• EXERCISE PROMPT:
Once the pictures are set aside, transcribe the remaining data exactly.

━━━━━ TASK MATERIAL ━━━━━

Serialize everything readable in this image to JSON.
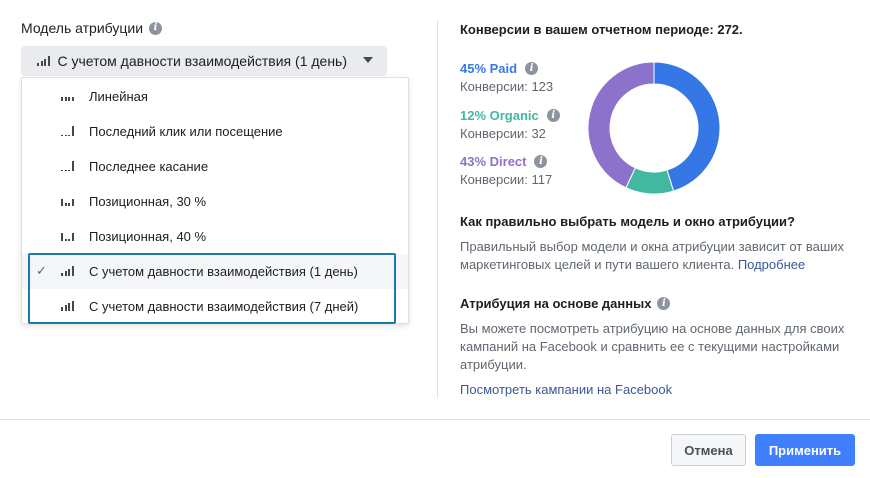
{
  "attribution": {
    "label": "Модель атрибуции",
    "selected": "С учетом давности взаимодействия (1 день)",
    "options": [
      {
        "label": "Линейная",
        "icon": "linear-bars-icon",
        "bars": [
          4,
          4,
          4,
          4
        ],
        "selected": false
      },
      {
        "label": "Последний клик или посещение",
        "icon": "last-click-bars-icon",
        "bars": [
          1,
          1,
          1,
          10
        ],
        "selected": false
      },
      {
        "label": "Последнее касание",
        "icon": "last-touch-bars-icon",
        "bars": [
          1,
          1,
          1,
          10
        ],
        "selected": false
      },
      {
        "label": "Позиционная, 30 %",
        "icon": "position-based-bars-icon",
        "bars": [
          7,
          3,
          3,
          7
        ],
        "selected": false
      },
      {
        "label": "Позиционная, 40 %",
        "icon": "position-based-bars-icon",
        "bars": [
          8,
          2,
          2,
          8
        ],
        "selected": false
      },
      {
        "label": "С учетом давности взаимодействия (1 день)",
        "icon": "time-decay-bars-icon",
        "bars": [
          3,
          5,
          7,
          10
        ],
        "selected": true
      },
      {
        "label": "С учетом давности взаимодействия (7 дней)",
        "icon": "time-decay-bars-icon",
        "bars": [
          4,
          6,
          8,
          10
        ],
        "selected": false
      }
    ]
  },
  "conversions": {
    "title": "Конверсии в вашем отчетном периоде: 272.",
    "items": [
      {
        "pct_label": "45% Paid",
        "sub": "Конверсии: 123",
        "color": "#3578e5"
      },
      {
        "pct_label": "12% Organic",
        "sub": "Конверсии: 32",
        "color": "#42b8a0"
      },
      {
        "pct_label": "43% Direct",
        "sub": "Конверсии: 117",
        "color": "#8c72cb"
      }
    ]
  },
  "chart_data": {
    "type": "pie",
    "style": "donut",
    "categories": [
      "Paid",
      "Organic",
      "Direct"
    ],
    "values": [
      123,
      32,
      117
    ],
    "percent": [
      45,
      12,
      43
    ],
    "colors": [
      "#3578e5",
      "#42b8a0",
      "#8c72cb"
    ]
  },
  "help": {
    "title": "Как правильно выбрать модель и окно атрибуции?",
    "text": "Правильный выбор модели и окна атрибуции зависит от ваших маркетинговых целей и пути вашего клиента.",
    "link": "Подробнее"
  },
  "data_driven": {
    "title": "Атрибуция на основе данных",
    "text": "Вы можете посмотреть атрибуцию на основе данных для своих кампаний на Facebook и сравнить ее с текущими настройками атрибуции.",
    "link": "Посмотреть кампании на Facebook"
  },
  "buttons": {
    "cancel": "Отмена",
    "apply": "Применить"
  }
}
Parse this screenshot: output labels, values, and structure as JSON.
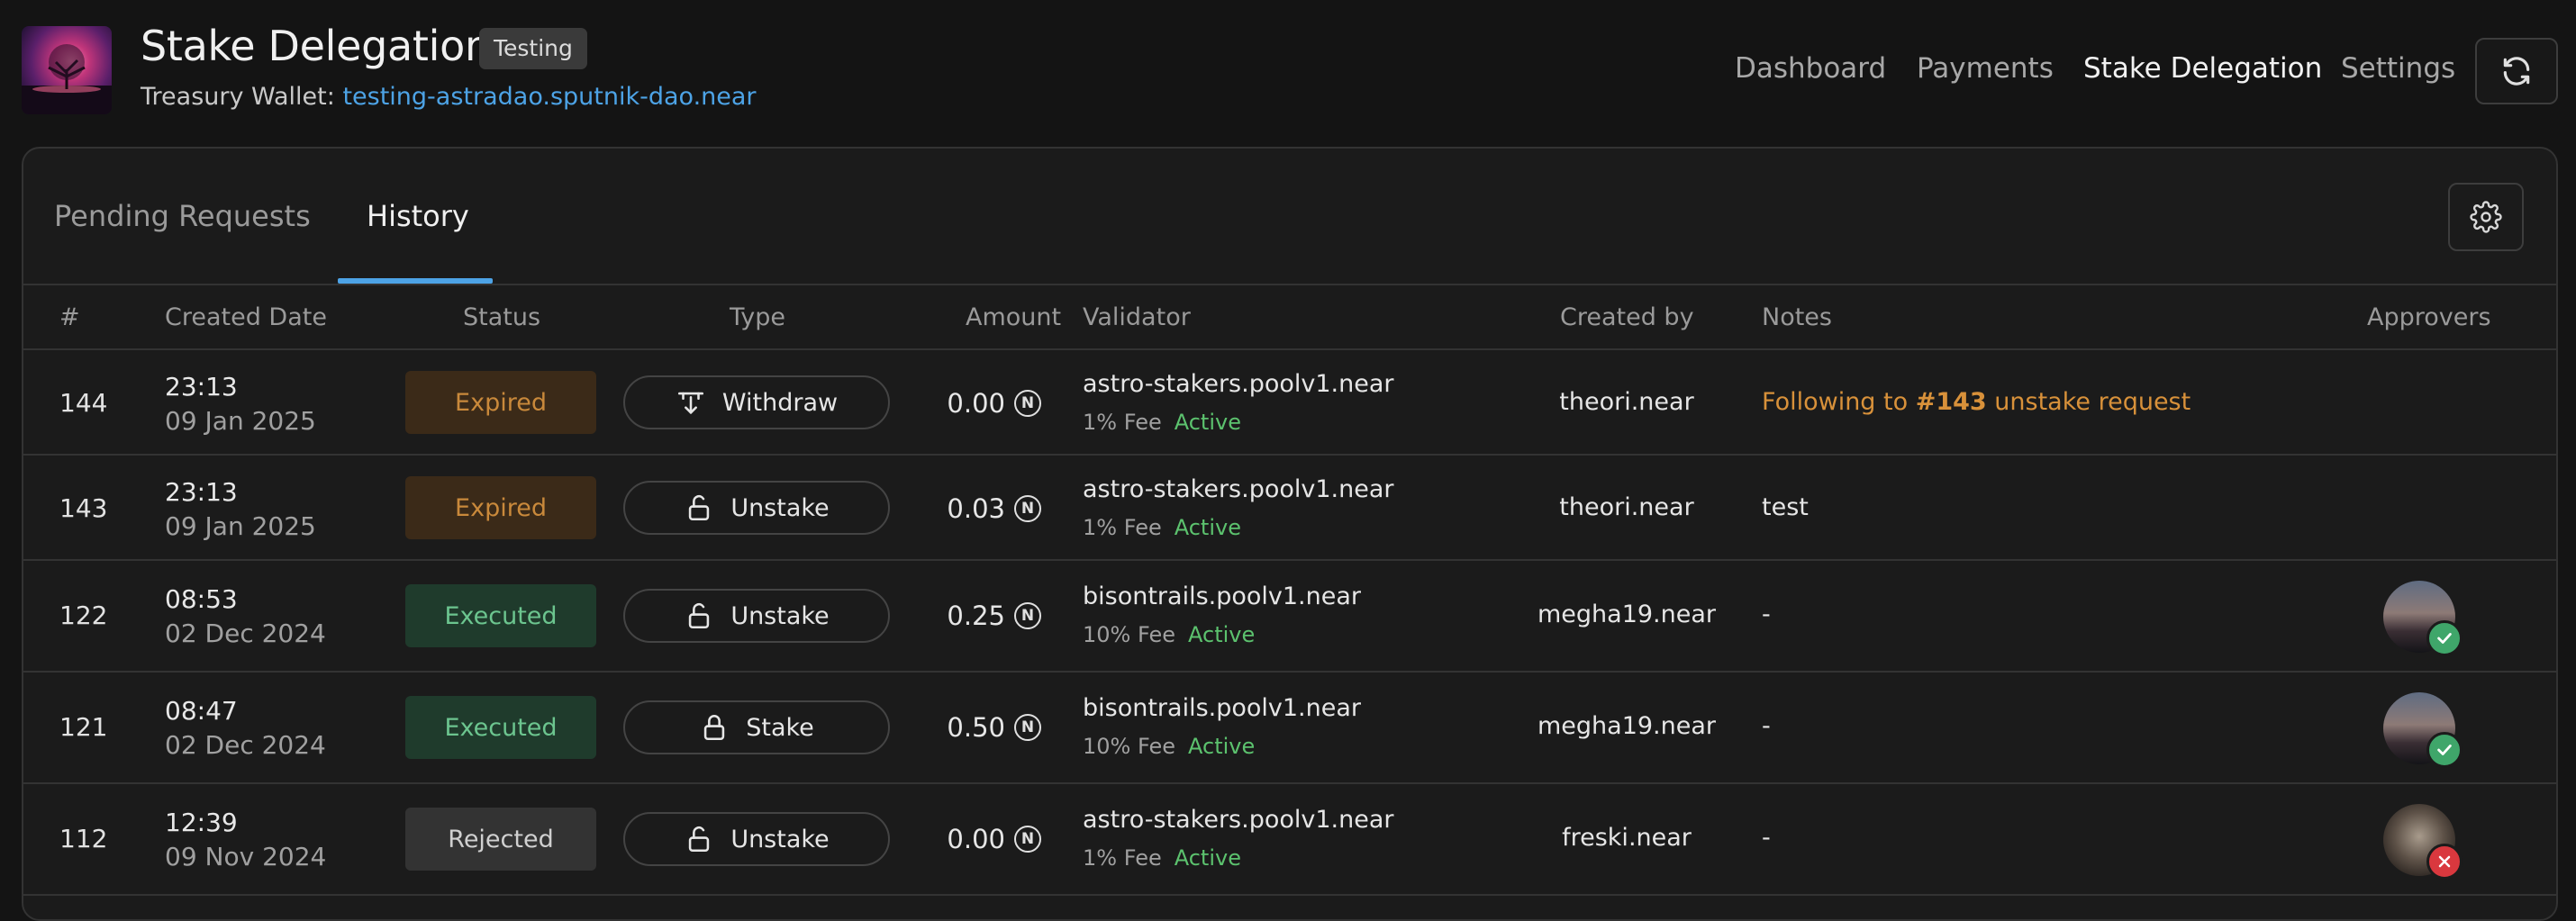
{
  "header": {
    "title": "Stake Delegation",
    "env_badge": "Testing",
    "wallet_label": "Treasury Wallet:",
    "wallet_address": "testing-astradao.sputnik-dao.near",
    "nav": [
      "Dashboard",
      "Payments",
      "Stake Delegation",
      "Settings"
    ],
    "active_nav": "Stake Delegation"
  },
  "tabs": [
    "Pending Requests",
    "History"
  ],
  "active_tab": "History",
  "table": {
    "columns": [
      "#",
      "Created Date",
      "Status",
      "Type",
      "Amount",
      "Validator",
      "Created by",
      "Notes",
      "Approvers"
    ],
    "rows": [
      {
        "id": "144",
        "time": "23:13",
        "date": "09 Jan 2025",
        "status": "Expired",
        "type": "Withdraw",
        "type_icon": "withdraw-icon",
        "amount": "0.00",
        "validator": "astro-stakers.poolv1.near",
        "fee": "1% Fee",
        "validator_status": "Active",
        "created_by": "theori.near",
        "notes_prefix": "Following to ",
        "notes_link": "#143",
        "notes_suffix": " unstake request",
        "approver": ""
      },
      {
        "id": "143",
        "time": "23:13",
        "date": "09 Jan 2025",
        "status": "Expired",
        "type": "Unstake",
        "type_icon": "unlock-icon",
        "amount": "0.03",
        "validator": "astro-stakers.poolv1.near",
        "fee": "1% Fee",
        "validator_status": "Active",
        "created_by": "theori.near",
        "notes": "test",
        "approver": ""
      },
      {
        "id": "122",
        "time": "08:53",
        "date": "02 Dec 2024",
        "status": "Executed",
        "type": "Unstake",
        "type_icon": "unlock-icon",
        "amount": "0.25",
        "validator": "bisontrails.poolv1.near",
        "fee": "10% Fee",
        "validator_status": "Active",
        "created_by": "megha19.near",
        "notes": "-",
        "approver": "approved"
      },
      {
        "id": "121",
        "time": "08:47",
        "date": "02 Dec 2024",
        "status": "Executed",
        "type": "Stake",
        "type_icon": "lock-icon",
        "amount": "0.50",
        "validator": "bisontrails.poolv1.near",
        "fee": "10% Fee",
        "validator_status": "Active",
        "created_by": "megha19.near",
        "notes": "-",
        "approver": "approved"
      },
      {
        "id": "112",
        "time": "12:39",
        "date": "09 Nov 2024",
        "status": "Rejected",
        "type": "Unstake",
        "type_icon": "unlock-icon",
        "amount": "0.00",
        "validator": "astro-stakers.poolv1.near",
        "fee": "1% Fee",
        "validator_status": "Active",
        "created_by": "freski.near",
        "notes": "-",
        "approver": "rejected"
      }
    ]
  },
  "colors": {
    "accent": "#4da3e6",
    "expired": "#c9893b",
    "executed": "#6cc58f",
    "active": "#5cc26e",
    "reject": "#d9383e"
  }
}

━━━━━

• RESULT OF THE TASK:
Serialize everything readable in this image to JSON.
{
  "attribution": {
    "label": "Модель атрибуции",
    "selected": "С учетом давности взаимодействия (1 день)",
    "options": [
      {
        "label": "Линейная",
        "icon": "linear-bars-icon",
        "bars": [
          4,
          4,
          4,
          4
        ],
        "selected": false
      },
      {
        "label": "Последний клик или посещение",
        "icon": "last-click-bars-icon",
        "bars": [
          1,
          1,
          1,
          10
        ],
        "selected": false
      },
      {
        "label": "Последнее касание",
        "icon": "last-touch-bars-icon",
        "bars": [
          1,
          1,
          1,
          10
        ],
        "selected": false
      },
      {
        "label": "Позиционная, 30 %",
        "icon": "position-based-bars-icon",
        "bars": [
          7,
          3,
          3,
          7
        ],
        "selected": false
      },
      {
        "label": "Позиционная, 40 %",
        "icon": "position-based-bars-icon",
        "bars": [
          8,
          2,
          2,
          8
        ],
        "selected": false
      },
      {
        "label": "С учетом давности взаимодействия (1 день)",
        "icon": "time-decay-bars-icon",
        "bars": [
          3,
          5,
          7,
          10
        ],
        "selected": true
      },
      {
        "label": "С учетом давности взаимодействия (7 дней)",
        "icon": "time-decay-bars-icon",
        "bars": [
          4,
          6,
          8,
          10
        ],
        "selected": false
      }
    ]
  },
  "conversions": {
    "title": "Конверсии в вашем отчетном периоде: 272.",
    "items": [
      {
        "pct_label": "45% Paid",
        "sub": "Конверсии: 123",
        "color": "#3578e5"
      },
      {
        "pct_label": "12% Organic",
        "sub": "Конверсии: 32",
        "color": "#42b8a0"
      },
      {
        "pct_label": "43% Direct",
        "sub": "Конверсии: 117",
        "color": "#8c72cb"
      }
    ]
  },
  "chart_data": {
    "type": "pie",
    "style": "donut",
    "categories": [
      "Paid",
      "Organic",
      "Direct"
    ],
    "values": [
      123,
      32,
      117
    ],
    "percent": [
      45,
      12,
      43
    ],
    "colors": [
      "#3578e5",
      "#42b8a0",
      "#8c72cb"
    ]
  },
  "help": {
    "title": "Как правильно выбрать модель и окно атрибуции?",
    "text": "Правильный выбор модели и окна атрибуции зависит от ваших маркетинговых целей и пути вашего клиента.",
    "link": "Подробнее"
  },
  "data_driven": {
    "title": "Атрибуция на основе данных",
    "text": "Вы можете посмотреть атрибуцию на основе данных для своих кампаний на Facebook и сравнить ее с текущими настройками атрибуции.",
    "link": "Посмотреть кампании на Facebook"
  },
  "buttons": {
    "cancel": "Отмена",
    "apply": "Применить"
  }
}
Parse this screenshot: output labels, values, and structure as JSON.
{
  "header": {
    "title": "Stake Delegation",
    "env_badge": "Testing",
    "wallet_label": "Treasury Wallet:",
    "wallet_address": "testing-astradao.sputnik-dao.near",
    "nav": [
      "Dashboard",
      "Payments",
      "Stake Delegation",
      "Settings"
    ],
    "active_nav": "Stake Delegation"
  },
  "tabs": [
    "Pending Requests",
    "History"
  ],
  "active_tab": "History",
  "table": {
    "columns": [
      "#",
      "Created Date",
      "Status",
      "Type",
      "Amount",
      "Validator",
      "Created by",
      "Notes",
      "Approvers"
    ],
    "rows": [
      {
        "id": "144",
        "time": "23:13",
        "date": "09 Jan 2025",
        "status": "Expired",
        "type": "Withdraw",
        "type_icon": "withdraw-icon",
        "amount": "0.00",
        "validator": "astro-stakers.poolv1.near",
        "fee": "1% Fee",
        "validator_status": "Active",
        "created_by": "theori.near",
        "notes_prefix": "Following to ",
        "notes_link": "#143",
        "notes_suffix": " unstake request",
        "approver": ""
      },
      {
        "id": "143",
        "time": "23:13",
        "date": "09 Jan 2025",
        "status": "Expired",
        "type": "Unstake",
        "type_icon": "unlock-icon",
        "amount": "0.03",
        "validator": "astro-stakers.poolv1.near",
        "fee": "1% Fee",
        "validator_status": "Active",
        "created_by": "theori.near",
        "notes": "test",
        "approver": ""
      },
      {
        "id": "122",
        "time": "08:53",
        "date": "02 Dec 2024",
        "status": "Executed",
        "type": "Unstake",
        "type_icon": "unlock-icon",
        "amount": "0.25",
        "validator": "bisontrails.poolv1.near",
        "fee": "10% Fee",
        "validator_status": "Active",
        "created_by": "megha19.near",
        "notes": "-",
        "approver": "approved"
      },
      {
        "id": "121",
        "time": "08:47",
        "date": "02 Dec 2024",
        "status": "Executed",
        "type": "Stake",
        "type_icon": "lock-icon",
        "amount": "0.50",
        "validator": "bisontrails.poolv1.near",
        "fee": "10% Fee",
        "validator_status": "Active",
        "created_by": "megha19.near",
        "notes": "-",
        "approver": "approved"
      },
      {
        "id": "112",
        "time": "12:39",
        "date": "09 Nov 2024",
        "status": "Rejected",
        "type": "Unstake",
        "type_icon": "unlock-icon",
        "amount": "0.00",
        "validator": "astro-stakers.poolv1.near",
        "fee": "1% Fee",
        "validator_status": "Active",
        "created_by": "freski.near",
        "notes": "-",
        "approver": "rejected"
      }
    ]
  },
  "colors": {
    "accent": "#4da3e6",
    "expired": "#c9893b",
    "executed": "#6cc58f",
    "active": "#5cc26e",
    "reject": "#d9383e"
  }
}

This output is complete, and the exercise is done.